Stored data
━━━━━━━━━━━━━━━━
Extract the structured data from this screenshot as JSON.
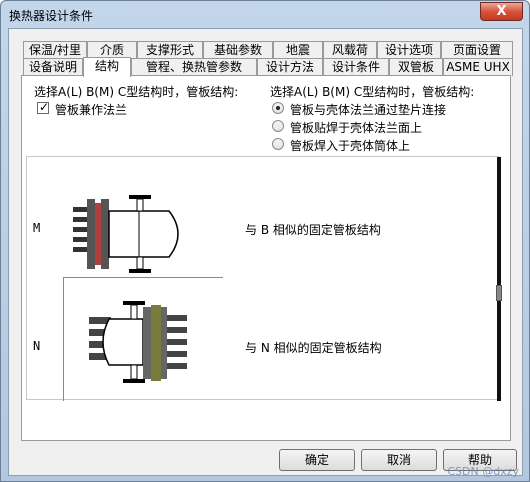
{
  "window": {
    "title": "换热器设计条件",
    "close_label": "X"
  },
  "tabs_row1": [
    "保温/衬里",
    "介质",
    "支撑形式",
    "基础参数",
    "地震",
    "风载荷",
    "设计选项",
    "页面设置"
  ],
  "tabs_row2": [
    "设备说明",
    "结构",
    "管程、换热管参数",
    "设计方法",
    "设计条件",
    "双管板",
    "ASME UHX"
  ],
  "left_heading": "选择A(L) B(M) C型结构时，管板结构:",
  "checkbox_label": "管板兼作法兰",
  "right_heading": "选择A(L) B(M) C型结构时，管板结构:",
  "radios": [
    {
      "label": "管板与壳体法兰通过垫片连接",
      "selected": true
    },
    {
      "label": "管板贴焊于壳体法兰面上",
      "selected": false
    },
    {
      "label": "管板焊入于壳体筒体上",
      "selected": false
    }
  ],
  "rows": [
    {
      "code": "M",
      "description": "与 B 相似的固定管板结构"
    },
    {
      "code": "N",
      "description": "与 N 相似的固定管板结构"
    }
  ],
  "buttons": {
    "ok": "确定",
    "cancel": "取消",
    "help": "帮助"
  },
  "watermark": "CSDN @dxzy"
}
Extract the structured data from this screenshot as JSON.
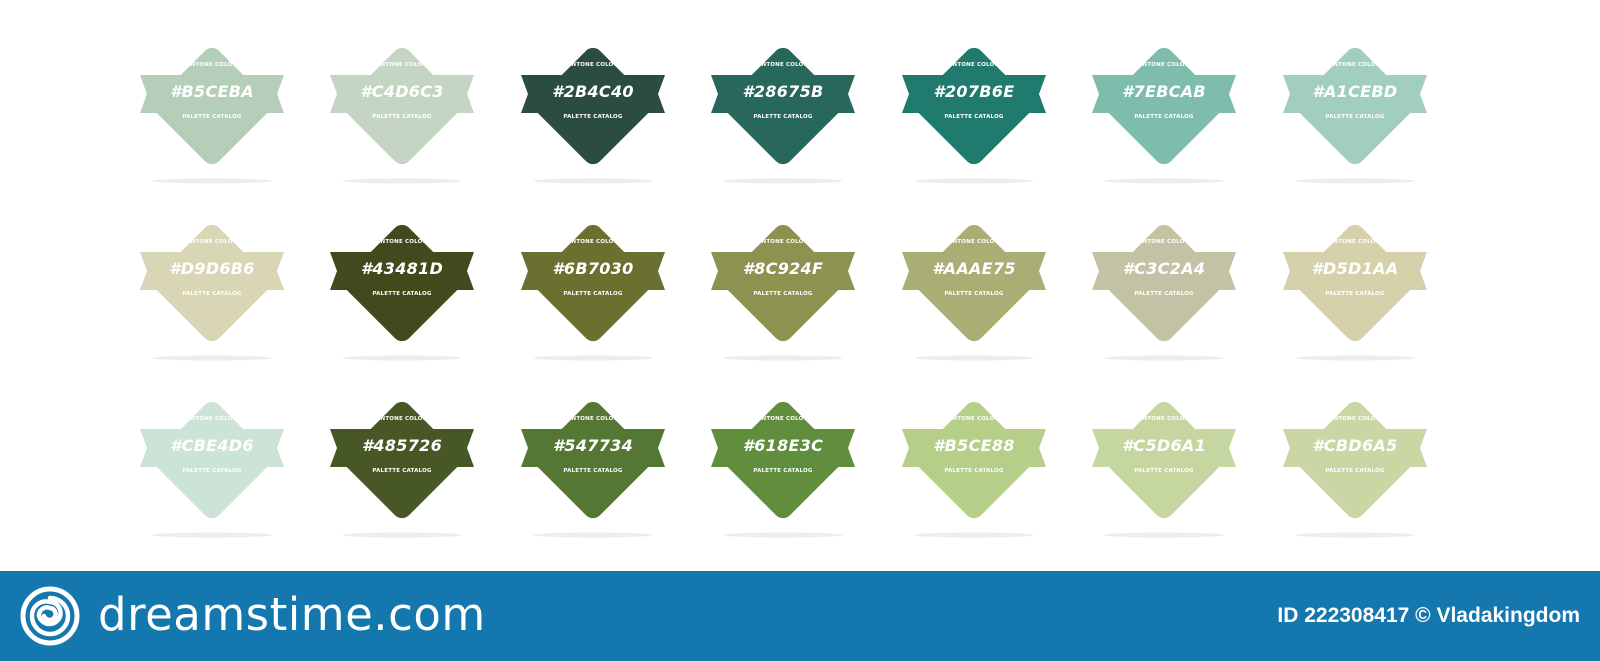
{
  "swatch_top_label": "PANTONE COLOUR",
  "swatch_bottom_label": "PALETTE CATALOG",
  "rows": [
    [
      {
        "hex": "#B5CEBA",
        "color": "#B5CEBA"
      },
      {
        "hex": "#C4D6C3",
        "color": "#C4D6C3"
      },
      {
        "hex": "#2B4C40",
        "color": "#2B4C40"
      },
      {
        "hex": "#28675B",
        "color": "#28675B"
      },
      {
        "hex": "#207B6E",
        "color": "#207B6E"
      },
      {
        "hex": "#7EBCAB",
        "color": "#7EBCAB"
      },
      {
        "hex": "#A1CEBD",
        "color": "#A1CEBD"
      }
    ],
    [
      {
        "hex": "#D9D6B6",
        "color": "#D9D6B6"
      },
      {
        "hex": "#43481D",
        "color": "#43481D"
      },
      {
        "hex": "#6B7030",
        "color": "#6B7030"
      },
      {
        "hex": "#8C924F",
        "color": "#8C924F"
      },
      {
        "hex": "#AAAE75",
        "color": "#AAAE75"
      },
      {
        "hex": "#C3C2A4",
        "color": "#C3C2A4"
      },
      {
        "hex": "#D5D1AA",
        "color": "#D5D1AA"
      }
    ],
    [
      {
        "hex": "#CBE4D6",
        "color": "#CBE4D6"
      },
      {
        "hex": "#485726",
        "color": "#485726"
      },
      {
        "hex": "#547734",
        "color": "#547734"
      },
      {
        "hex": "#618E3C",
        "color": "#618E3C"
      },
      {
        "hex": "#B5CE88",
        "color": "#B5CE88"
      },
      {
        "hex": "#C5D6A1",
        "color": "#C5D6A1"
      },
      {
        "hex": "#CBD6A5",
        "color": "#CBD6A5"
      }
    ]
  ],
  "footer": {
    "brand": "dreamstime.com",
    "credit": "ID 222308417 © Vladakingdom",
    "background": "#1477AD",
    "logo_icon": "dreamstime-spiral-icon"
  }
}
━━━━━━━━━━━━━━━━
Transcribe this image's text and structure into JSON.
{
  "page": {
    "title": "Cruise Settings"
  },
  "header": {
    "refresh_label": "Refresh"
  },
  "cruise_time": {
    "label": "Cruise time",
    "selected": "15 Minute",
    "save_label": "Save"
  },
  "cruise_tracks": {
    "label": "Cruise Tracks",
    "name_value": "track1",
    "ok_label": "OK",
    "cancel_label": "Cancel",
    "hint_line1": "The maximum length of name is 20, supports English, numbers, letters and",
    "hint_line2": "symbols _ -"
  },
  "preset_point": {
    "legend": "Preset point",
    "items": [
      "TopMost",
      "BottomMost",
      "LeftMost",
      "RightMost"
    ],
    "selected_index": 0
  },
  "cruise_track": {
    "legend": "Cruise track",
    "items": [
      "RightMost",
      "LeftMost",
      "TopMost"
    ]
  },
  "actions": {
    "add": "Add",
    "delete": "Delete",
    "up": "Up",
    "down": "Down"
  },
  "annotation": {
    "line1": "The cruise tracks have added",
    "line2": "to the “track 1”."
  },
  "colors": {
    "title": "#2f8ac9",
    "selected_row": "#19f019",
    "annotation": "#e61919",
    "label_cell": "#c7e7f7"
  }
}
━━━━━━━━━━━━━━━━
Your task
Gather each line holding the string "title".

Worked solution
    "title": "换热器设计条件",
    "title": "Cruise Settings"
    "title": "#2f8ac9",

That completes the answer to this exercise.